» What to do
Using the records below, locate all lines containing "label" and return them.

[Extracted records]
######
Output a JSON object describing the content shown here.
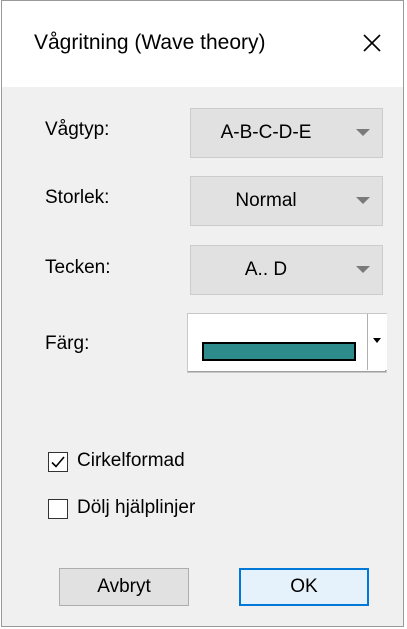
{
  "window": {
    "title": "Vågritning (Wave theory)"
  },
  "fields": {
    "wave_type": {
      "label": "Vågtyp:",
      "value": "A-B-C-D-E"
    },
    "size": {
      "label": "Storlek:",
      "value": "Normal"
    },
    "signs": {
      "label": "Tecken:",
      "value": "A.. D"
    },
    "color": {
      "label": "Färg:",
      "value": "#2e8b8b"
    }
  },
  "checkboxes": {
    "circle_shaped": {
      "label": "Cirkelformad",
      "checked": true
    },
    "hide_helplines": {
      "label": "Dölj hjälplinjer",
      "checked": false
    }
  },
  "buttons": {
    "cancel": "Avbryt",
    "ok": "OK"
  },
  "colors": {
    "accent": "#0078d7",
    "dialog_bg": "#f0f0f0",
    "combo_bg": "#e1e1e1",
    "selected_color": "#2e8b8b"
  },
  "icons": {
    "close": "close-icon",
    "checkmark": "checkmark-icon",
    "dropdown": "chevron-down-icon"
  }
}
######
» The reply
      "label": "Vågtyp:",
      "label": "Storlek:",
      "label": "Tecken:",
      "label": "Färg:",
      "label": "Cirkelformad",
      "label": "Dölj hjälplinjer",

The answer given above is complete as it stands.